Requirement :: Leave out the pictures and repeat the data exactly.

=== Given information ===

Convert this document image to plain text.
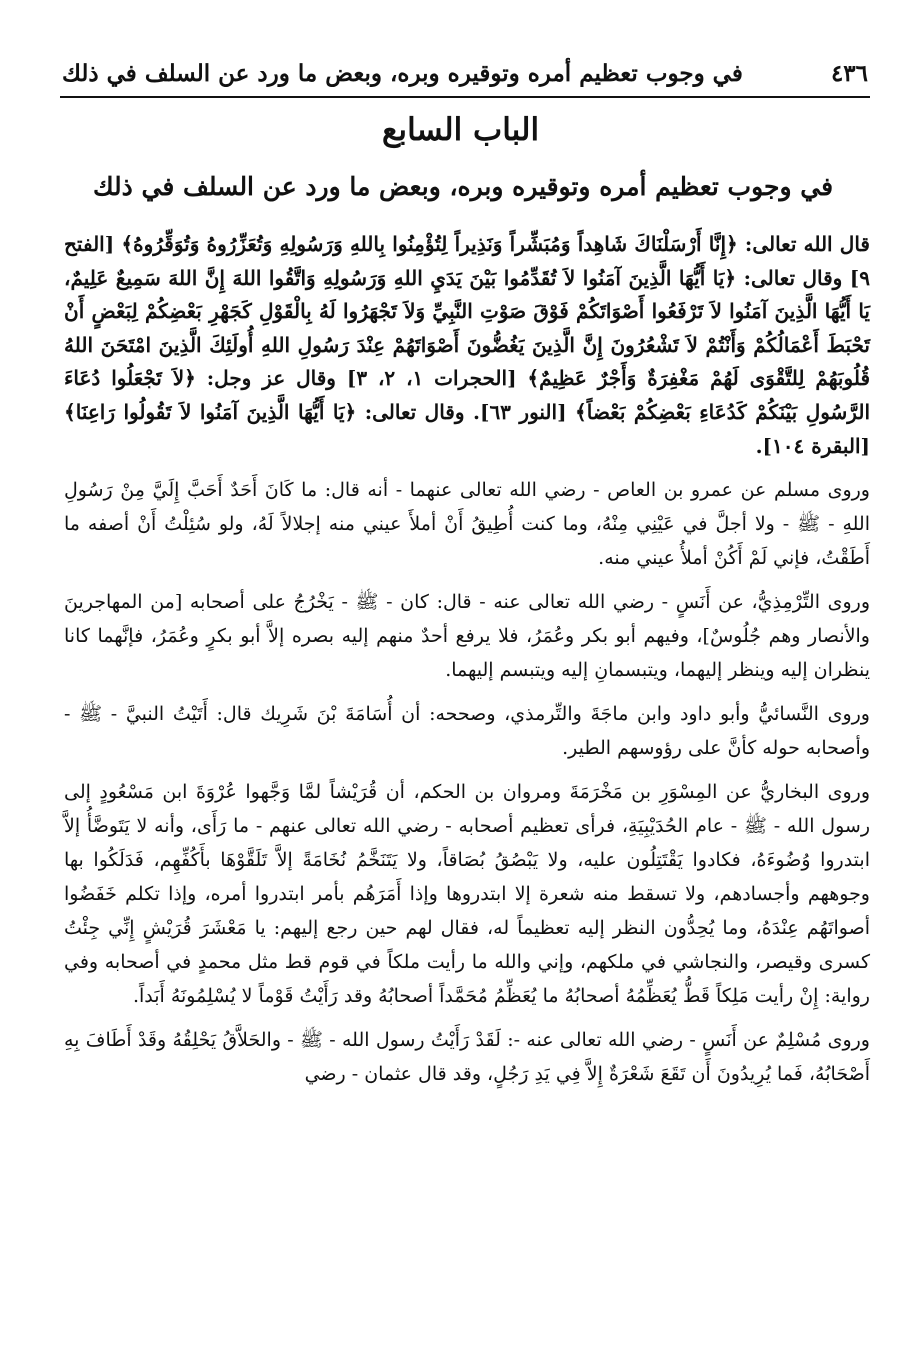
٤٣٦
في وجوب تعظيم أمره وتوقيره وبره، وبعض ما ورد عن السلف في ذلك
الباب السابع
في وجوب تعظيم أمره وتوقيره وبره، وبعض ما ورد عن السلف في ذلك

قال الله تعالى: ﴿إِنَّا أَرْسَلْنَاكَ شَاهِداً وَمُبَشِّراً وَنَذِيراً لِتُؤْمِنُوا بِاللهِ وَرَسُولِهِ وَتُعَزِّرُوهُ وَتُوَقِّرُوهُ﴾ [الفتح ٩] وقال تعالى: ﴿يَا أَيُّهَا الَّذِينَ آمَنُوا لاَ تُقَدِّمُوا بَيْنَ يَدَيِ اللهِ وَرَسُولِهِ وَاتَّقُوا اللهَ إِنَّ اللهَ سَمِيعٌ عَلِيمٌ، يَا أَيُّهَا الَّذِينَ آمَنُوا لاَ تَرْفَعُوا أَصْوَاتَكُمْ فَوْقَ صَوْتِ النَّبِيِّ وَلاَ تَجْهَرُوا لَهُ بِالْقَوْلِ كَجَهْرِ بَعْضِكُمْ لِبَعْضٍ أَنْ تَحْبَطَ أَعْمَالُكُمْ وَأَنْتُمْ لاَ تَشْعُرُونَ إِنَّ الَّذِينَ يَغُضُّونَ أَصْوَاتَهُمْ عِنْدَ رَسُولِ اللهِ أُولَئِكَ الَّذِينَ امْتَحَنَ اللهُ قُلُوبَهُمْ لِلتَّقْوَى لَهُمْ مَغْفِرَةٌ وَأَجْرٌ عَظِيمٌ﴾ [الحجرات ١، ٢، ٣] وقال عز وجل: ﴿لاَ تَجْعَلُوا دُعَاءَ الرَّسُولِ بَيْنَكُمْ كَدُعَاءِ بَعْضِكُمْ بَعْضاً﴾ [النور ٦٣]. وقال تعالى: ﴿يَا أَيُّهَا الَّذِينَ آمَنُوا لاَ تَقُولُوا رَاعِنَا﴾ [البقرة ١٠٤].

وروى مسلم عن عمرو بن العاص - رضي الله تعالى عنهما - أنه قال: ما كَانَ أَحَدٌ أَحَبَّ إِلَيَّ مِنْ رَسُولِ اللهِ - ﷺ - ولا أجلَّ في عَيْنِي مِنْهُ، وما كنت أُطِيقُ أَنْ أملأَ عيني منه إجلالاً لَهُ، ولو سُئِلْتُ أَنْ أصفه ما أَطَقْتُ، فإني لَمْ أَكُنْ أملأُ عيني منه.

وروى التِّرْمِذِيُّ، عن أَنَسٍ - رضي الله تعالى عنه - قال: كان - ﷺ - يَخْرُجُ على أصحابه [من المهاجرينَ والأنصار وهم جُلُوسٌ]، وفيهم أبو بكر وعُمَرُ، فلا يرفع أحدٌ منهم إليه بصره إلاَّ أبو بكرٍ وعُمَرُ، فإنَّهما كانا ينظران إليه وينظر إليهما، ويتبسمانِ إليه ويتبسم إليهما.

وروى النَّسائيُّ وأبو داود وابن ماجَةَ والتِّرمذي، وصححه: أن أُسَامَةَ بْنَ شَرِيك قال: أَتَيْتُ النبيَّ - ﷺ - وأصحابه حوله كأنَّ على رؤوسهم الطير.

وروى البخاريُّ عن المِسْوَرِ بن مَخْرَمَةَ ومروان بن الحكم، أن قُرَيْشاً لمَّا وَجَّهوا عُرْوَةَ ابن مَسْعُودٍ إلى رسول الله - ﷺ - عام الحُدَيْبِيَةِ، فرأى تعظيم أصحابه - رضي الله تعالى عنهم - ما رَأَى، وأنه لا يَتَوضَّأُ إلاَّ ابتدروا وُضُوءَهُ، فكادوا يَقْتَتِلُون عليه، ولا يَبْصُقُ بُصَاقاً، ولا يَتَنَخَّمُ نُخَامَةً إلاَّ تَلَقَّوْهَا بأَكُفِّهِم، فَدَلَكُوا بها وجوههم وأجسادهم، ولا تسقط منه شعرة إلا ابتدروها وإذا أَمَرَهُم بأمر ابتدروا أمره، وإذا تكلم خَفَضُوا أصواتَهُم عِنْدَهُ، وما يُحِدُّون النظر إليه تعظيماً له، فقال لهم حين رجع إليهم: يا مَعْشَرَ قُرَيْشٍ إِنِّي جِئْتُ كسرى وقيصر، والنجاشي في ملكهم، وإني والله ما رأيت ملكاً في قوم قط مثل محمدٍ في أصحابه وفي رواية: إِنْ رأيت مَلِكاً قَطُّ يُعَظِّمُهُ أصحابُهُ ما يُعَظِّمُ مُحَمَّداً أصحابُهُ وقد رَأَيْتُ قَوْماً لا يُسْلِمُونَهُ أَبَداً.

وروى مُسْلِمٌ عن أَنَسٍ - رضي الله تعالى عنه -: لَقَدْ رَأَيْتُ رسول الله - ﷺ - والحَلاَّقُ يَحْلِقُهُ وقَدْ أَطَافَ بِهِ أَصْحَابُهُ، فَما يُرِيدُونَ أَن تَقَعَ شَعْرَةٌ إِلاَّ فِي يَدِ رَجُلٍ، وقد قال عثمان - رضي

===

Answer to the problem ::
Convert this document image to plain text.
٤٣٦
في وجوب تعظيم أمره وتوقيره وبره، وبعض ما ورد عن السلف في ذلك
الباب السابع
في وجوب تعظيم أمره وتوقيره وبره، وبعض ما ورد عن السلف في ذلك

قال الله تعالى: ﴿إِنَّا أَرْسَلْنَاكَ شَاهِداً وَمُبَشِّراً وَنَذِيراً لِتُؤْمِنُوا بِاللهِ وَرَسُولِهِ وَتُعَزِّرُوهُ وَتُوَقِّرُوهُ﴾ [الفتح ٩] وقال تعالى: ﴿يَا أَيُّهَا الَّذِينَ آمَنُوا لاَ تُقَدِّمُوا بَيْنَ يَدَيِ اللهِ وَرَسُولِهِ وَاتَّقُوا اللهَ إِنَّ اللهَ سَمِيعٌ عَلِيمٌ، يَا أَيُّهَا الَّذِينَ آمَنُوا لاَ تَرْفَعُوا أَصْوَاتَكُمْ فَوْقَ صَوْتِ النَّبِيِّ وَلاَ تَجْهَرُوا لَهُ بِالْقَوْلِ كَجَهْرِ بَعْضِكُمْ لِبَعْضٍ أَنْ تَحْبَطَ أَعْمَالُكُمْ وَأَنْتُمْ لاَ تَشْعُرُونَ إِنَّ الَّذِينَ يَغُضُّونَ أَصْوَاتَهُمْ عِنْدَ رَسُولِ اللهِ أُولَئِكَ الَّذِينَ امْتَحَنَ اللهُ قُلُوبَهُمْ لِلتَّقْوَى لَهُمْ مَغْفِرَةٌ وَأَجْرٌ عَظِيمٌ﴾ [الحجرات ١، ٢، ٣] وقال عز وجل: ﴿لاَ تَجْعَلُوا دُعَاءَ الرَّسُولِ بَيْنَكُمْ كَدُعَاءِ بَعْضِكُمْ بَعْضاً﴾ [النور ٦٣]. وقال تعالى: ﴿يَا أَيُّهَا الَّذِينَ آمَنُوا لاَ تَقُولُوا رَاعِنَا﴾ [البقرة ١٠٤].

وروى مسلم عن عمرو بن العاص - رضي الله تعالى عنهما - أنه قال: ما كَانَ أَحَدٌ أَحَبَّ إِلَيَّ مِنْ رَسُولِ اللهِ - ﷺ - ولا أجلَّ في عَيْنِي مِنْهُ، وما كنت أُطِيقُ أَنْ أملأَ عيني منه إجلالاً لَهُ، ولو سُئِلْتُ أَنْ أصفه ما أَطَقْتُ، فإني لَمْ أَكُنْ أملأُ عيني منه.

وروى التِّرْمِذِيُّ، عن أَنَسٍ - رضي الله تعالى عنه - قال: كان - ﷺ - يَخْرُجُ على أصحابه [من المهاجرينَ والأنصار وهم جُلُوسٌ]، وفيهم أبو بكر وعُمَرُ، فلا يرفع أحدٌ منهم إليه بصره إلاَّ أبو بكرٍ وعُمَرُ، فإنَّهما كانا ينظران إليه وينظر إليهما، ويتبسمانِ إليه ويتبسم إليهما.

وروى النَّسائيُّ وأبو داود وابن ماجَةَ والتِّرمذي، وصححه: أن أُسَامَةَ بْنَ شَرِيك قال: أَتَيْتُ النبيَّ - ﷺ - وأصحابه حوله كأنَّ على رؤوسهم الطير.

وروى البخاريُّ عن المِسْوَرِ بن مَخْرَمَةَ ومروان بن الحكم، أن قُرَيْشاً لمَّا وَجَّهوا عُرْوَةَ ابن مَسْعُودٍ إلى رسول الله - ﷺ - عام الحُدَيْبِيَةِ، فرأى تعظيم أصحابه - رضي الله تعالى عنهم - ما رَأَى، وأنه لا يَتَوضَّأُ إلاَّ ابتدروا وُضُوءَهُ، فكادوا يَقْتَتِلُون عليه، ولا يَبْصُقُ بُصَاقاً، ولا يَتَنَخَّمُ نُخَامَةً إلاَّ تَلَقَّوْهَا بأَكُفِّهِم، فَدَلَكُوا بها وجوههم وأجسادهم، ولا تسقط منه شعرة إلا ابتدروها وإذا أَمَرَهُم بأمر ابتدروا أمره، وإذا تكلم خَفَضُوا أصواتَهُم عِنْدَهُ، وما يُحِدُّون النظر إليه تعظيماً له، فقال لهم حين رجع إليهم: يا مَعْشَرَ قُرَيْشٍ إِنِّي جِئْتُ كسرى وقيصر، والنجاشي في ملكهم، وإني والله ما رأيت ملكاً في قوم قط مثل محمدٍ في أصحابه وفي رواية: إِنْ رأيت مَلِكاً قَطُّ يُعَظِّمُهُ أصحابُهُ ما يُعَظِّمُ مُحَمَّداً أصحابُهُ وقد رَأَيْتُ قَوْماً لا يُسْلِمُونَهُ أَبَداً.

وروى مُسْلِمٌ عن أَنَسٍ - رضي الله تعالى عنه -: لَقَدْ رَأَيْتُ رسول الله - ﷺ - والحَلاَّقُ يَحْلِقُهُ وقَدْ أَطَافَ بِهِ أَصْحَابُهُ، فَما يُرِيدُونَ أَن تَقَعَ شَعْرَةٌ إِلاَّ فِي يَدِ رَجُلٍ، وقد قال عثمان - رضي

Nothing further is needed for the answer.